(Data entries)
========
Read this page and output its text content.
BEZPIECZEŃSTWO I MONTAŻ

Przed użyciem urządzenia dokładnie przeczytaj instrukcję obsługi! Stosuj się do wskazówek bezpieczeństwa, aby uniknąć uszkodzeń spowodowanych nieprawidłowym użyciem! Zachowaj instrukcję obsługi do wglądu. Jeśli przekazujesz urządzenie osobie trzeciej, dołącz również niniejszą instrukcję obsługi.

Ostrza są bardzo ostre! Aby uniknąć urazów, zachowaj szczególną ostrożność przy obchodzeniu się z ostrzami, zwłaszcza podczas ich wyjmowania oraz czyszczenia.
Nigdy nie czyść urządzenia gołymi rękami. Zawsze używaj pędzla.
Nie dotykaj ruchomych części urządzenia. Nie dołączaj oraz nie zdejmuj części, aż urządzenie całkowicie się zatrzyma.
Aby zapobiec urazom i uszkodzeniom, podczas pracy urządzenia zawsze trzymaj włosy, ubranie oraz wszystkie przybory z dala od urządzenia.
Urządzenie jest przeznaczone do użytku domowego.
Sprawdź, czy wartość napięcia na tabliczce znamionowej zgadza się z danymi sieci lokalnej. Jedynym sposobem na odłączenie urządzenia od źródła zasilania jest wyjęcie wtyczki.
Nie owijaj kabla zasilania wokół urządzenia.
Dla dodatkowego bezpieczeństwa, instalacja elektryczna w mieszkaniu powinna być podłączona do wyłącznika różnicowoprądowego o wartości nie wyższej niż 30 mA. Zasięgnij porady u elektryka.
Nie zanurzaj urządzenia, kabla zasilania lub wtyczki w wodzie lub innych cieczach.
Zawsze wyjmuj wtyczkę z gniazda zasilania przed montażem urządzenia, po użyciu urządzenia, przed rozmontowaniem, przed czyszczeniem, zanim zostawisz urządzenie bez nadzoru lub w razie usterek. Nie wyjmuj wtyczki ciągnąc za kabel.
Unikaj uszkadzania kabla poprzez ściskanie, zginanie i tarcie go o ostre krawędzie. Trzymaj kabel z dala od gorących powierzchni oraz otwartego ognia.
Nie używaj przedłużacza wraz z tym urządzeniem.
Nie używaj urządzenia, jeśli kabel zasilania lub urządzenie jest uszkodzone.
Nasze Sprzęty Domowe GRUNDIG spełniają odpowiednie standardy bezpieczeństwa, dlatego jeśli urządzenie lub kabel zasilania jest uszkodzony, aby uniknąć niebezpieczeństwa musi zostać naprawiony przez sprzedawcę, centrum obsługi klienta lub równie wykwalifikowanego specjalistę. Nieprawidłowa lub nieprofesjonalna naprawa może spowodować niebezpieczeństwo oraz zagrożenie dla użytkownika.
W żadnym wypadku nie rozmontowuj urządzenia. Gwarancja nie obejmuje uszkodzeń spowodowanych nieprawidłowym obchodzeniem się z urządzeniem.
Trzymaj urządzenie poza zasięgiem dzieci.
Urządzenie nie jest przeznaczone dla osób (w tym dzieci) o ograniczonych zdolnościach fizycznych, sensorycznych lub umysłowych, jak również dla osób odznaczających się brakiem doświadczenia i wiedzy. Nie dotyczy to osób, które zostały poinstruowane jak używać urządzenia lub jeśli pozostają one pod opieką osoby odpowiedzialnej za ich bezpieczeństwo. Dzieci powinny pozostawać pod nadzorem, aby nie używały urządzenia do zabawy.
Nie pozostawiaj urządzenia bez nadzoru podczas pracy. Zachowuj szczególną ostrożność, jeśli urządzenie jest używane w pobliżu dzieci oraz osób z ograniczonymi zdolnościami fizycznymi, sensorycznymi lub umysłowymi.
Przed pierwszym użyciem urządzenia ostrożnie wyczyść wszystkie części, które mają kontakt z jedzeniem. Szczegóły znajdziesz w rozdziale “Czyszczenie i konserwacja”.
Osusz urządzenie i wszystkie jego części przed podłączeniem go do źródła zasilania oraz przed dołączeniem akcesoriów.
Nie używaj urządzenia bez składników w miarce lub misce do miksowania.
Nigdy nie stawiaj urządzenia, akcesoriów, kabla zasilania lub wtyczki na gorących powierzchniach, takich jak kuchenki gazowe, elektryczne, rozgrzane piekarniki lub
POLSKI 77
========
## [Description of the task]
Identify every line above that includes the word "Nigdy", and show those lines.

## [Answer to this task]
Nigdy nie czyść urządzenia gołymi rękami. Zawsze używaj pędzla.
Nigdy nie stawiaj urządzenia, akcesoriów, kabla zasilania lub wtyczki na gorących powierzchniach, takich jak kuchenki gazowe, elektryczne, rozgrzane piekarniki lub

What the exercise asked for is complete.